>>>>>
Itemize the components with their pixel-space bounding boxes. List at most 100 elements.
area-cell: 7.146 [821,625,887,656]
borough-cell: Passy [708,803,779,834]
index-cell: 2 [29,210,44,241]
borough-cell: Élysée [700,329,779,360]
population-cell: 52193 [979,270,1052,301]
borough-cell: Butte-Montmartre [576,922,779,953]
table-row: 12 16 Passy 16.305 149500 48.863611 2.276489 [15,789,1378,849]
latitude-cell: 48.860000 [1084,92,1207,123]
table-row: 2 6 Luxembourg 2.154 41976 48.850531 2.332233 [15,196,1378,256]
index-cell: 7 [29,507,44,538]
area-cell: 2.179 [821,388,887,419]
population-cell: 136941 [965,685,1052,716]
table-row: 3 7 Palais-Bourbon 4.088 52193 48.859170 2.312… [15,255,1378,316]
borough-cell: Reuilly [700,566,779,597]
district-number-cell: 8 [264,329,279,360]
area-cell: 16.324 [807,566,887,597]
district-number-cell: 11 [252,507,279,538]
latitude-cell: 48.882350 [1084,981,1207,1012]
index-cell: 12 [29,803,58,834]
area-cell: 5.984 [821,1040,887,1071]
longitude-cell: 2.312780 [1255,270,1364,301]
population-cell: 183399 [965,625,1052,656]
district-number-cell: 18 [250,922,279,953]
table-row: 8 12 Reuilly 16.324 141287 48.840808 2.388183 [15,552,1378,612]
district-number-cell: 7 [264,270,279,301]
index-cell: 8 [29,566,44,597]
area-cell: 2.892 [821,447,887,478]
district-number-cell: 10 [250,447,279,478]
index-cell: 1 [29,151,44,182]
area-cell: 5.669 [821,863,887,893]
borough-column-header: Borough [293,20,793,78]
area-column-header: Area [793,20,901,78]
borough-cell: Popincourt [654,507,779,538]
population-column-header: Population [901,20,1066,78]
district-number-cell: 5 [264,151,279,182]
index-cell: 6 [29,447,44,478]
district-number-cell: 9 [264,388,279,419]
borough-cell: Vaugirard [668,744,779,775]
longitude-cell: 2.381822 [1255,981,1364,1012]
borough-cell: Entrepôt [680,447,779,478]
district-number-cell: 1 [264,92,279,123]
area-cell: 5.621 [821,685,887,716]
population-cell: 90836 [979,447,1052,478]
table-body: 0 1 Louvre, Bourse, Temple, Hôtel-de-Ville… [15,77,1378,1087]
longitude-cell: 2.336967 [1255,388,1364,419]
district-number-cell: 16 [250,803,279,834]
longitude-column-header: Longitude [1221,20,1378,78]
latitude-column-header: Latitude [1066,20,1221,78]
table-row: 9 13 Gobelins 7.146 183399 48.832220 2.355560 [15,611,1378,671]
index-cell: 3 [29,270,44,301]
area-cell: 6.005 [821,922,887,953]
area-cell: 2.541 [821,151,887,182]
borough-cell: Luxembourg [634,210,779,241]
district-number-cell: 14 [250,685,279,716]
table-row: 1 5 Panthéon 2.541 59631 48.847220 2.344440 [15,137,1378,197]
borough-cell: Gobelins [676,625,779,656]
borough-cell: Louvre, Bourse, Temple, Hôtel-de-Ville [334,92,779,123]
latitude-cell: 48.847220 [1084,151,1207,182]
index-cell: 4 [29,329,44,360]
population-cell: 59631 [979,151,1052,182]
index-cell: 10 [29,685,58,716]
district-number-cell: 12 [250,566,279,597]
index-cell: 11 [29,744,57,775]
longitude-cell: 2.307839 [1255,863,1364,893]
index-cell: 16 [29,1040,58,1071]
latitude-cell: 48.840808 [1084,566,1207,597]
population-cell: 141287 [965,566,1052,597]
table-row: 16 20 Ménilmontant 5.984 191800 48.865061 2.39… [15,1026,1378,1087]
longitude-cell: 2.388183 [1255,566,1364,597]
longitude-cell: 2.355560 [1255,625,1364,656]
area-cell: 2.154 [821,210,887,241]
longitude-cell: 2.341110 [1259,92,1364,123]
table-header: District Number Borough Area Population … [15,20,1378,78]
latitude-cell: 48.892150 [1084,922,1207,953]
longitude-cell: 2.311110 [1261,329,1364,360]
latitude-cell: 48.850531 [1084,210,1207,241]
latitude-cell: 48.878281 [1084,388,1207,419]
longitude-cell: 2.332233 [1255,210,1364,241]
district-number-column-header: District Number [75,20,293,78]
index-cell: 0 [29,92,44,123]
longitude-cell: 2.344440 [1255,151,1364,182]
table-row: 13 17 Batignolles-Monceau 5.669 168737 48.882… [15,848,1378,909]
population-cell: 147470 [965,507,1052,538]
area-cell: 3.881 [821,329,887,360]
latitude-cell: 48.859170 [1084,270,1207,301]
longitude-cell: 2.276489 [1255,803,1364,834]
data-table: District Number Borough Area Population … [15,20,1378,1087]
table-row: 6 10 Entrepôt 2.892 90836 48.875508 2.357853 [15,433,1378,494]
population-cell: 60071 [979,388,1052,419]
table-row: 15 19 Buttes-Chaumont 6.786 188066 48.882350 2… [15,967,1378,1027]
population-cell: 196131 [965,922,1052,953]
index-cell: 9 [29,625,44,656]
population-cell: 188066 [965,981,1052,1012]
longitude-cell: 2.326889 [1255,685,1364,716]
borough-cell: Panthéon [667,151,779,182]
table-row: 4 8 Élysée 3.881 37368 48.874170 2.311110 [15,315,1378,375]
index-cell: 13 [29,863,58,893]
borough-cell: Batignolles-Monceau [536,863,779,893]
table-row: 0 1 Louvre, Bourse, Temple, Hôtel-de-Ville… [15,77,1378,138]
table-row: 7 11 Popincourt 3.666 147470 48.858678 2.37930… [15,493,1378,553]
<<<<<
## TASK STATEMENT
Please copy out every line of the material above, changing nothing.

## RESULT OF THIS TASK
Itemize the components with their pixel-space bounding boxes. List at most 100 elements.
area-cell: 7.146 [821,625,887,656]
borough-cell: Passy [708,803,779,834]
index-cell: 2 [29,210,44,241]
borough-cell: Élysée [700,329,779,360]
population-cell: 52193 [979,270,1052,301]
borough-cell: Butte-Montmartre [576,922,779,953]
table-row: 12 16 Passy 16.305 149500 48.863611 2.276489 [15,789,1378,849]
latitude-cell: 48.860000 [1084,92,1207,123]
table-row: 2 6 Luxembourg 2.154 41976 48.850531 2.332233 [15,196,1378,256]
index-cell: 7 [29,507,44,538]
area-cell: 2.179 [821,388,887,419]
population-cell: 136941 [965,685,1052,716]
table-row: 3 7 Palais-Bourbon 4.088 52193 48.859170 2.312… [15,255,1378,316]
borough-cell: Reuilly [700,566,779,597]
district-number-cell: 8 [264,329,279,360]
area-cell: 16.324 [807,566,887,597]
district-number-cell: 11 [252,507,279,538]
latitude-cell: 48.882350 [1084,981,1207,1012]
index-cell: 12 [29,803,58,834]
area-cell: 5.984 [821,1040,887,1071]
longitude-cell: 2.312780 [1255,270,1364,301]
population-cell: 183399 [965,625,1052,656]
district-number-cell: 18 [250,922,279,953]
table-row: 8 12 Reuilly 16.324 141287 48.840808 2.388183 [15,552,1378,612]
district-number-cell: 7 [264,270,279,301]
index-cell: 8 [29,566,44,597]
area-cell: 2.892 [821,447,887,478]
district-number-cell: 10 [250,447,279,478]
index-cell: 1 [29,151,44,182]
area-cell: 5.669 [821,863,887,893]
borough-column-header: Borough [293,20,793,78]
area-column-header: Area [793,20,901,78]
borough-cell: Popincourt [654,507,779,538]
population-column-header: Population [901,20,1066,78]
district-number-cell: 5 [264,151,279,182]
index-cell: 6 [29,447,44,478]
district-number-cell: 9 [264,388,279,419]
borough-cell: Vaugirard [668,744,779,775]
longitude-cell: 2.381822 [1255,981,1364,1012]
borough-cell: Entrepôt [680,447,779,478]
district-number-cell: 1 [264,92,279,123]
area-cell: 5.621 [821,685,887,716]
population-cell: 90836 [979,447,1052,478]
table-body: 0 1 Louvre, Bourse, Temple, Hôtel-de-Ville… [15,77,1378,1087]
longitude-cell: 2.336967 [1255,388,1364,419]
district-number-cell: 16 [250,803,279,834]
longitude-column-header: Longitude [1221,20,1378,78]
latitude-column-header: Latitude [1066,20,1221,78]
table-row: 9 13 Gobelins 7.146 183399 48.832220 2.355560 [15,611,1378,671]
index-cell: 3 [29,270,44,301]
area-cell: 6.005 [821,922,887,953]
area-cell: 2.541 [821,151,887,182]
borough-cell: Luxembourg [634,210,779,241]
district-number-cell: 14 [250,685,279,716]
table-row: 1 5 Panthéon 2.541 59631 48.847220 2.344440 [15,137,1378,197]
borough-cell: Gobelins [676,625,779,656]
borough-cell: Louvre, Bourse, Temple, Hôtel-de-Ville [334,92,779,123]
latitude-cell: 48.847220 [1084,151,1207,182]
index-cell: 4 [29,329,44,360]
population-cell: 59631 [979,151,1052,182]
index-cell: 10 [29,685,58,716]
district-number-cell: 12 [250,566,279,597]
index-cell: 11 [29,744,57,775]
longitude-cell: 2.307839 [1255,863,1364,893]
index-cell: 16 [29,1040,58,1071]
latitude-cell: 48.840808 [1084,566,1207,597]
population-cell: 141287 [965,566,1052,597]
table-row: 16 20 Ménilmontant 5.984 191800 48.865061 2.39… [15,1026,1378,1087]
longitude-cell: 2.388183 [1255,566,1364,597]
longitude-cell: 2.355560 [1255,625,1364,656]
area-cell: 2.154 [821,210,887,241]
longitude-cell: 2.341110 [1259,92,1364,123]
table-header: District Number Borough Area Population … [15,20,1378,78]
latitude-cell: 48.892150 [1084,922,1207,953]
longitude-cell: 2.311110 [1261,329,1364,360]
latitude-cell: 48.850531 [1084,210,1207,241]
latitude-cell: 48.878281 [1084,388,1207,419]
longitude-cell: 2.332233 [1255,210,1364,241]
district-number-column-header: District Number [75,20,293,78]
index-cell: 0 [29,92,44,123]
longitude-cell: 2.344440 [1255,151,1364,182]
table-row: 13 17 Batignolles-Monceau 5.669 168737 48.882… [15,848,1378,909]
population-cell: 147470 [965,507,1052,538]
area-cell: 3.881 [821,329,887,360]
latitude-cell: 48.859170 [1084,270,1207,301]
longitude-cell: 2.276489 [1255,803,1364,834]
data-table: District Number Borough Area Population … [15,20,1378,1087]
table-row: 6 10 Entrepôt 2.892 90836 48.875508 2.357853 [15,433,1378,494]
population-cell: 60071 [979,388,1052,419]
table-row: 15 19 Buttes-Chaumont 6.786 188066 48.882350 2… [15,967,1378,1027]
population-cell: 196131 [965,922,1052,953]
index-cell: 9 [29,625,44,656]
population-cell: 188066 [965,981,1052,1012]
longitude-cell: 2.326889 [1255,685,1364,716]
borough-cell: Panthéon [667,151,779,182]
table-row: 4 8 Élysée 3.881 37368 48.874170 2.311110 [15,315,1378,375]
index-cell: 13 [29,863,58,893]
borough-cell: Batignolles-Monceau [536,863,779,893]
table-row: 0 1 Louvre, Bourse, Temple, Hôtel-de-Ville… [15,77,1378,138]
table-row: 7 11 Popincourt 3.666 147470 48.858678 2.37930… [15,493,1378,553]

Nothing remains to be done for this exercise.